* START *

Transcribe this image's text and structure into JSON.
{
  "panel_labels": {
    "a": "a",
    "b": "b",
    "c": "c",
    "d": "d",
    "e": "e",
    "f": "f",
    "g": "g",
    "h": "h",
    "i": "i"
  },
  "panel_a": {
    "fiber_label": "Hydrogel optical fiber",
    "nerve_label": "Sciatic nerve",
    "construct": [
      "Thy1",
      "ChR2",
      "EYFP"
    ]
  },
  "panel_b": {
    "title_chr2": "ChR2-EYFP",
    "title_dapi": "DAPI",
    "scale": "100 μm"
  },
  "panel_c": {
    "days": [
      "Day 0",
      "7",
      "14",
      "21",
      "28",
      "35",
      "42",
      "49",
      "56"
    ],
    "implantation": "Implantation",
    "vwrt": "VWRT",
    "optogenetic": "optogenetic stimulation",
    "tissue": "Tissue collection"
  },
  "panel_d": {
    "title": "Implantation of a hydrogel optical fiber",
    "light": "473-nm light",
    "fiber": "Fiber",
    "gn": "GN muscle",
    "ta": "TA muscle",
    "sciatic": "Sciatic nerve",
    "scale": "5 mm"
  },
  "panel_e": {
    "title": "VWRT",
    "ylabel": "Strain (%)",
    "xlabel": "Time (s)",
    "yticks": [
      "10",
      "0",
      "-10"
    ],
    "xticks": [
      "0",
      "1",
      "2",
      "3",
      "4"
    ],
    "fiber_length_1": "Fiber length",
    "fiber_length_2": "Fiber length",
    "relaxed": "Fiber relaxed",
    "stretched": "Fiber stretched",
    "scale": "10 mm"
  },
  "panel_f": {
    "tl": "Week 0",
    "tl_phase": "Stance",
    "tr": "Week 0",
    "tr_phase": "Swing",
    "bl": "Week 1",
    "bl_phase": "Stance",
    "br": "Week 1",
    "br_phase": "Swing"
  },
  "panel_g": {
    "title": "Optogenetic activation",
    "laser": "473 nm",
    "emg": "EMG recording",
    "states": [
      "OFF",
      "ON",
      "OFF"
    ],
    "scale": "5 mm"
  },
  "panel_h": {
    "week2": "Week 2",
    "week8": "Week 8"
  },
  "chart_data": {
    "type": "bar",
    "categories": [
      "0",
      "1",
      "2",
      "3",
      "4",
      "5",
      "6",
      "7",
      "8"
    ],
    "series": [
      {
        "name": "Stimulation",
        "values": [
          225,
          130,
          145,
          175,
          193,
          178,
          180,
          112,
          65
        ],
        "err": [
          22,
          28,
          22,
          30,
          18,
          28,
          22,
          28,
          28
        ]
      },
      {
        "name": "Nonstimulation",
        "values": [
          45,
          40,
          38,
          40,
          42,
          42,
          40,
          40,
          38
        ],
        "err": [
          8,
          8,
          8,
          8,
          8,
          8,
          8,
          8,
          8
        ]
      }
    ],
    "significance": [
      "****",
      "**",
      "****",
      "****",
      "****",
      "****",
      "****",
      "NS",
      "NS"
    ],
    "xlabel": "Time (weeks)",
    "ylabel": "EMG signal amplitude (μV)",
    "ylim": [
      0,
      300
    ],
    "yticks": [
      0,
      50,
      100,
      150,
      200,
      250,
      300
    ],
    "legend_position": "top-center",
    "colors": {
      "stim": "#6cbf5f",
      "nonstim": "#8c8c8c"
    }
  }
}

* END *

▸ **What is expected**
Go over the data above and copy every line that has the word "name" in it.

▸ **Exercise solution**
        "name": "Stimulation",
        "name": "Nonstimulation",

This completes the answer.